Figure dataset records
-.-.-

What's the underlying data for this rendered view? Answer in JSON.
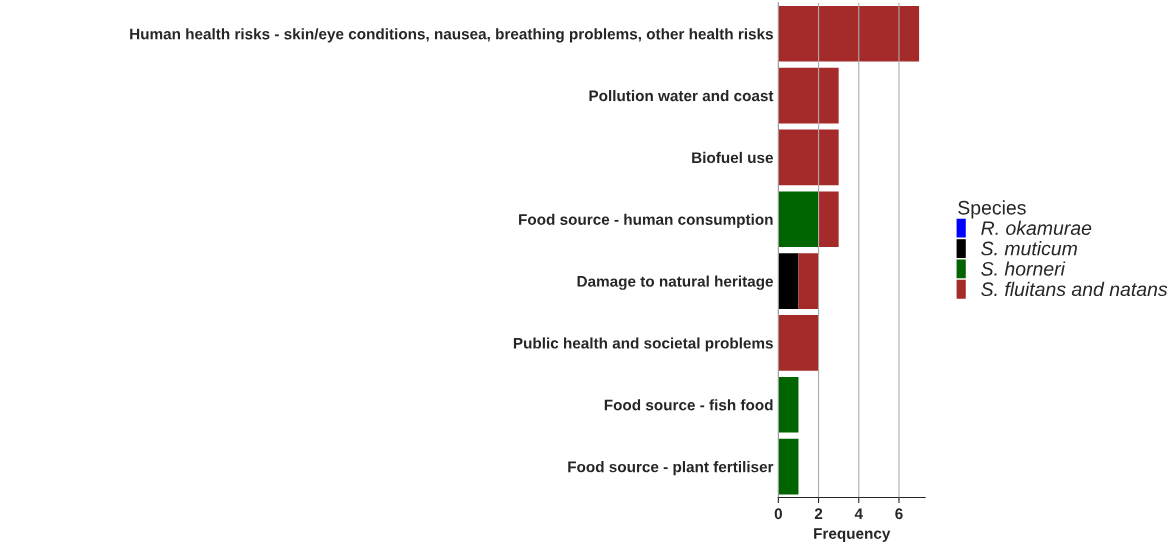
{
  "chart_data": {
    "type": "bar",
    "orientation": "horizontal",
    "stacked": true,
    "xlabel": "Frequency",
    "legend_title": "Species",
    "categories": [
      "Human health risks - skin/eye conditions, nausea, breathing problems, other health risks",
      "Pollution water and coast",
      "Biofuel use",
      "Food source - human consumption",
      "Damage to natural heritage",
      "Public health and societal problems",
      "Food source - fish food",
      "Food source - plant fertiliser"
    ],
    "series": [
      {
        "name": "R. okamurae",
        "color": "#0000ff",
        "values": [
          0,
          0,
          0,
          0,
          0,
          0,
          0,
          0
        ]
      },
      {
        "name": "S. muticum",
        "color": "#000000",
        "values": [
          0,
          0,
          0,
          0,
          1,
          0,
          0,
          0
        ]
      },
      {
        "name": "S. horneri",
        "color": "#006400",
        "values": [
          0,
          0,
          0,
          2,
          0,
          0,
          1,
          1
        ]
      },
      {
        "name": "S. fluitans and natans",
        "color": "#a52a2a",
        "values": [
          7,
          3,
          3,
          1,
          1,
          2,
          0,
          0
        ]
      }
    ],
    "xlim": [
      0,
      7.3
    ],
    "xticks": [
      0,
      2,
      4,
      6
    ],
    "grid": "x",
    "legend": "right"
  }
}
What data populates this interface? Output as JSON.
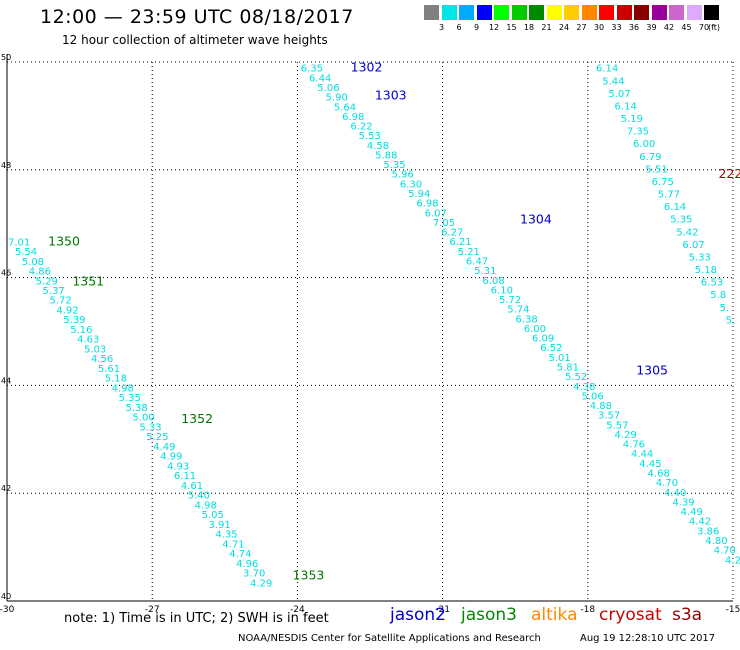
{
  "header": {
    "title": "12:00 — 23:59 UTC 08/18/2017",
    "subtitle": "12 hour collection of altimeter wave heights"
  },
  "colorbar": {
    "colors": [
      "#808080",
      "#00e5e5",
      "#00aaff",
      "#0000ff",
      "#00ff00",
      "#00cc00",
      "#008800",
      "#ffff00",
      "#ffcc00",
      "#ff8800",
      "#ff0000",
      "#cc0000",
      "#880000",
      "#990099",
      "#cc66cc",
      "#ddaaff",
      "#000000"
    ],
    "labels": [
      "3",
      "6",
      "9",
      "12",
      "15",
      "18",
      "21",
      "24",
      "27",
      "30",
      "33",
      "36",
      "39",
      "42",
      "45",
      "70"
    ],
    "unit": "(ft)"
  },
  "map": {
    "x_ticks": [
      "-30",
      "-27",
      "-24",
      "-21",
      "-18",
      "-15"
    ],
    "y_ticks": [
      "50",
      "48",
      "46",
      "44",
      "42",
      "40"
    ],
    "grid": true
  },
  "tracks": [
    {
      "id": "jason3-track-1350-1353",
      "color": "#00dede",
      "start": [
        -29.75,
        46.6
      ],
      "end": [
        -24.75,
        40.27
      ],
      "values": [
        "7.01",
        "5.54",
        "5.08",
        "4.86",
        "5.29",
        "5.37",
        "5.72",
        "4.92",
        "5.39",
        "5.16",
        "4.63",
        "5.03",
        "4.56",
        "5.61",
        "5.18",
        "4.98",
        "5.35",
        "5.38",
        "5.00",
        "5.33",
        "5.25",
        "4.49",
        "4.99",
        "4.93",
        "6.11",
        "4.61",
        "5.40",
        "4.98",
        "5.05",
        "3.91",
        "4.35",
        "4.71",
        "4.74",
        "4.96",
        "3.70",
        "4.29"
      ]
    },
    {
      "id": "jason2-track-1302-1305",
      "color": "#00dede",
      "start": [
        -23.7,
        49.82
      ],
      "end": [
        -15.0,
        40.7
      ],
      "values": [
        "6.35",
        "6.44",
        "5.06",
        "5.90",
        "5.64",
        "6.98",
        "6.22",
        "5.53",
        "4.58",
        "5.88",
        "5.35",
        "5.96",
        "6.30",
        "5.94",
        "6.98",
        "6.07",
        "7.05",
        "6.27",
        "6.21",
        "5.21",
        "6.47",
        "5.31",
        "6.08",
        "6.10",
        "5.72",
        "5.74",
        "6.38",
        "6.00",
        "6.09",
        "6.52",
        "5.01",
        "5.81",
        "5.52",
        "4.38",
        "5.06",
        "4.88",
        "3.57",
        "5.57",
        "4.29",
        "4.76",
        "4.44",
        "4.45",
        "4.68",
        "4.70",
        "4.40",
        "4.39",
        "4.49",
        "4.42",
        "3.86",
        "4.80",
        "4.70",
        "4.2"
      ]
    },
    {
      "id": "track-right-edge",
      "color": "#00dede",
      "start": [
        -17.6,
        49.82
      ],
      "end": [
        -15.05,
        45.15
      ],
      "values": [
        "6.14",
        "5.44",
        "5.07",
        "6.14",
        "5.19",
        "7.35",
        "6.00",
        "6.79",
        "5.51",
        "6.75",
        "5.77",
        "6.14",
        "5.35",
        "5.42",
        "6.07",
        "5.33",
        "5.18",
        "6.53",
        "5.8",
        "5.",
        "5."
      ]
    }
  ],
  "track_labels": [
    {
      "text": "1302",
      "color": "#0000cc",
      "lon": -22.9,
      "lat": 49.82
    },
    {
      "text": "1303",
      "color": "#0000cc",
      "lon": -22.4,
      "lat": 49.3
    },
    {
      "text": "1304",
      "color": "#0000cc",
      "lon": -19.4,
      "lat": 47.0
    },
    {
      "text": "1305",
      "color": "#0000cc",
      "lon": -17.0,
      "lat": 44.2
    },
    {
      "text": "1350",
      "color": "#007700",
      "lon": -29.15,
      "lat": 46.6
    },
    {
      "text": "1351",
      "color": "#007700",
      "lon": -28.65,
      "lat": 45.85
    },
    {
      "text": "1352",
      "color": "#007700",
      "lon": -26.4,
      "lat": 43.3
    },
    {
      "text": "1353",
      "color": "#007700",
      "lon": -24.1,
      "lat": 40.4
    },
    {
      "text": "222",
      "color": "#aa0000",
      "lon": -15.3,
      "lat": 47.85
    }
  ],
  "footer": {
    "note": "note: 1) Time is in UTC; 2) SWH is in feet",
    "satellites": [
      {
        "name": "jason2",
        "color": "#0000cc"
      },
      {
        "name": "jason3",
        "color": "#008800"
      },
      {
        "name": "altika",
        "color": "#ff8800"
      },
      {
        "name": "cryosat",
        "color": "#cc0000"
      },
      {
        "name": "s3a",
        "color": "#990000"
      }
    ],
    "credit": "NOAA/NESDIS Center for Satellite Applications and Research",
    "timestamp": "Aug 19 12:28:10 UTC 2017"
  }
}
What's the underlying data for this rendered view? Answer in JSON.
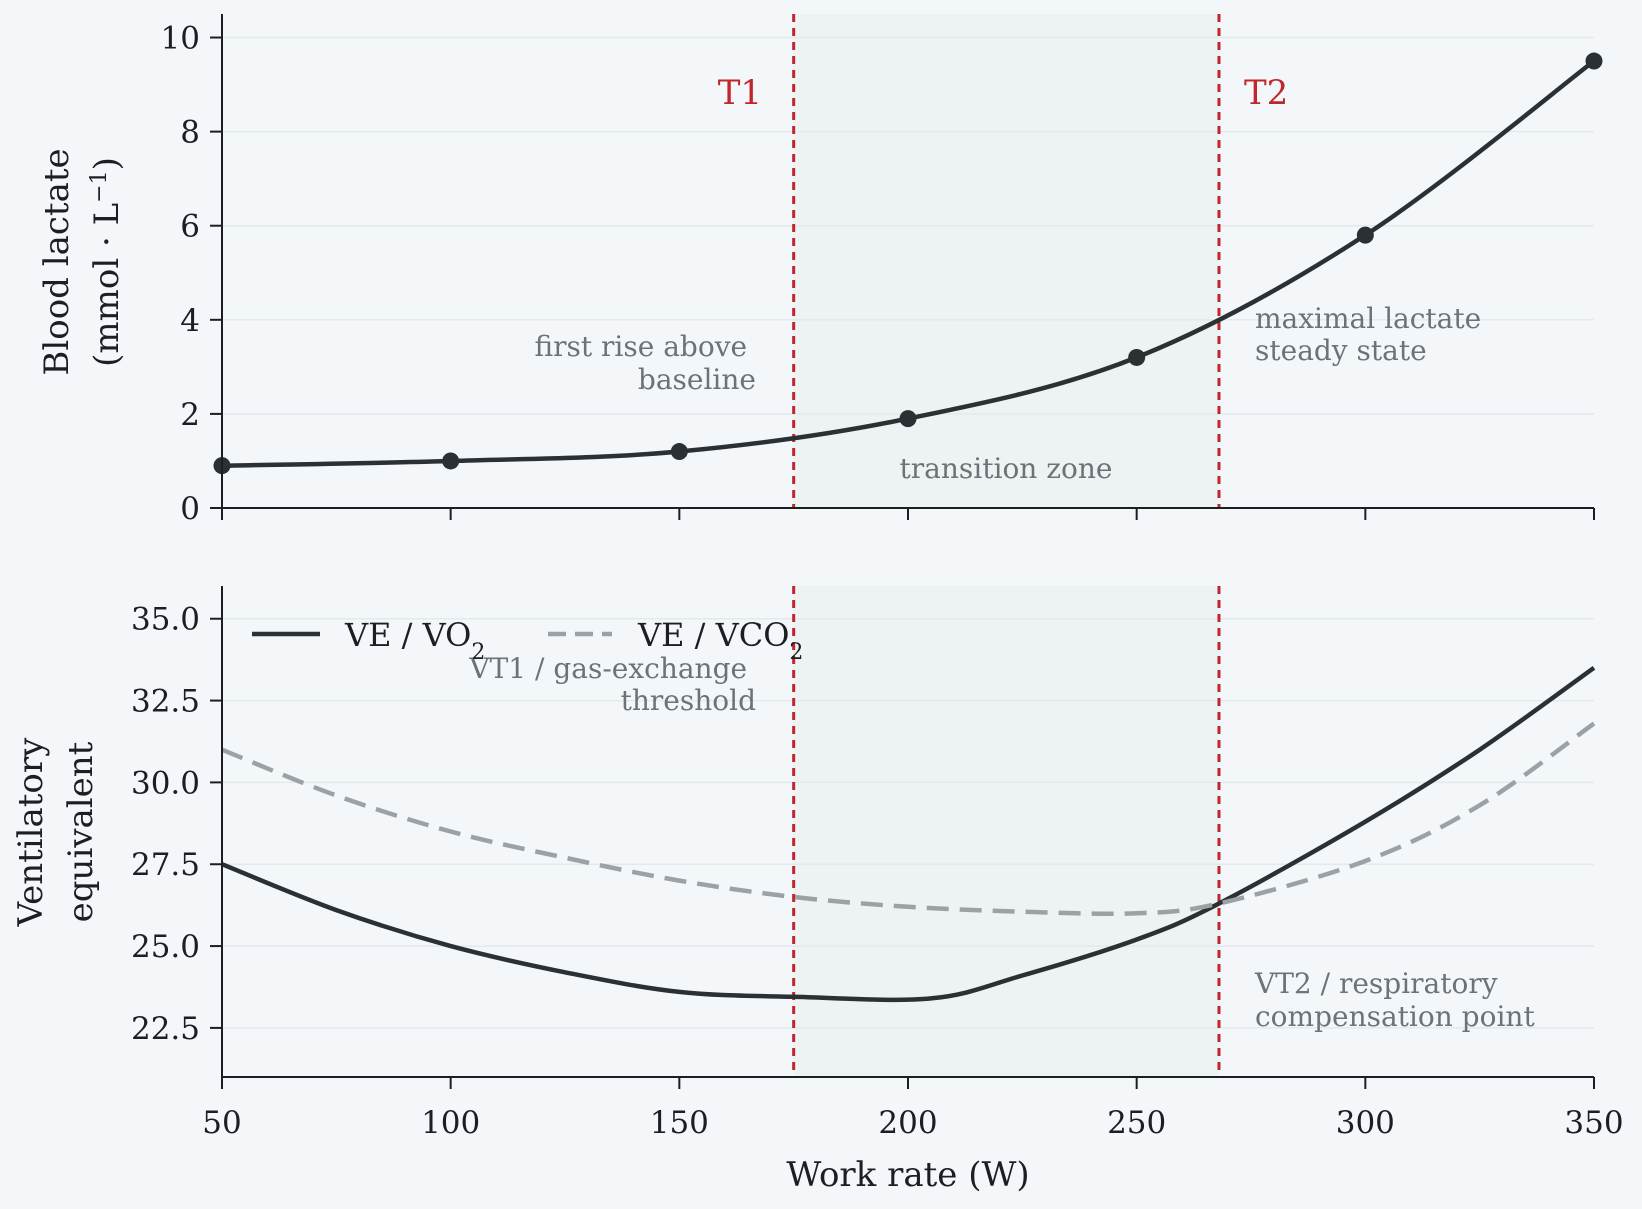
{
  "chart_data": [
    {
      "type": "line",
      "ylabel": "Blood lactate",
      "ylabel_units": "(mmol · L",
      "ylabel_units_exp": "−1",
      "ylabel_units_close": ")",
      "xlim": [
        50,
        350
      ],
      "ylim": [
        0,
        10.5
      ],
      "yticks": [
        "0",
        "2",
        "4",
        "6",
        "8",
        "10"
      ],
      "xticks": [
        "50",
        "100",
        "150",
        "200",
        "250",
        "300",
        "350"
      ],
      "grid": "horizontal",
      "series": [
        {
          "color": "#2b3035",
          "style": "solid",
          "x": [
            50,
            100,
            150,
            200,
            250,
            300,
            350
          ],
          "values": [
            0.9,
            1.0,
            1.2,
            1.9,
            3.2,
            5.8,
            9.5
          ]
        }
      ],
      "thresholds": [
        {
          "label": "T1",
          "x": 175
        },
        {
          "label": "T2",
          "x": 268
        }
      ],
      "shaded_region": {
        "x": [
          175,
          268
        ],
        "label": "transition zone"
      },
      "annotations": [
        {
          "lines": [
            "first rise above",
            "baseline"
          ]
        },
        {
          "lines": [
            "maximal lactate",
            "steady state"
          ]
        }
      ]
    },
    {
      "type": "line",
      "ylabel_line1": "Ventilatory",
      "ylabel_line2": "equivalent",
      "xlabel": "Work rate (W)",
      "xlim": [
        50,
        350
      ],
      "ylim": [
        21,
        36
      ],
      "yticks": [
        "22.5",
        "25.0",
        "27.5",
        "30.0",
        "32.5",
        "35.0"
      ],
      "xticks": [
        "50",
        "100",
        "150",
        "200",
        "250",
        "300",
        "350"
      ],
      "grid": "horizontal",
      "legend_position": "upper-left",
      "series": [
        {
          "name": "VE / VO",
          "name_sub": "2",
          "color": "#2b3035",
          "style": "solid",
          "x": [
            50,
            75,
            100,
            125,
            150,
            175,
            205,
            225,
            250,
            268,
            300,
            325,
            350
          ],
          "values": [
            27.5,
            26.1,
            25.0,
            24.2,
            23.6,
            23.45,
            23.4,
            24.1,
            25.2,
            26.3,
            28.8,
            31.0,
            33.5
          ]
        },
        {
          "name": "VE / VCO",
          "name_sub": "2",
          "color": "#9ba2a6",
          "style": "dashed",
          "x": [
            50,
            75,
            100,
            125,
            150,
            175,
            200,
            225,
            250,
            268,
            300,
            325,
            350
          ],
          "values": [
            31.0,
            29.6,
            28.5,
            27.7,
            27.0,
            26.5,
            26.2,
            26.05,
            26.0,
            26.3,
            27.6,
            29.3,
            31.8
          ]
        }
      ],
      "thresholds": [
        {
          "x": 175
        },
        {
          "x": 268
        }
      ],
      "shaded_region": {
        "x": [
          175,
          268
        ]
      },
      "annotations": [
        {
          "lines": [
            "VT1 / gas-exchange",
            "threshold"
          ]
        },
        {
          "lines": [
            "VT2 / respiratory",
            "compensation point"
          ]
        }
      ]
    }
  ]
}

-.-.-

▸ **Objective**:
Collect the complete line wherever the string "problems" appears in the records.

▸ **Solution for this task**:
      "Human health risks - skin/eye conditions, nausea, breathing problems, other health risks",
      "Public health and societal problems",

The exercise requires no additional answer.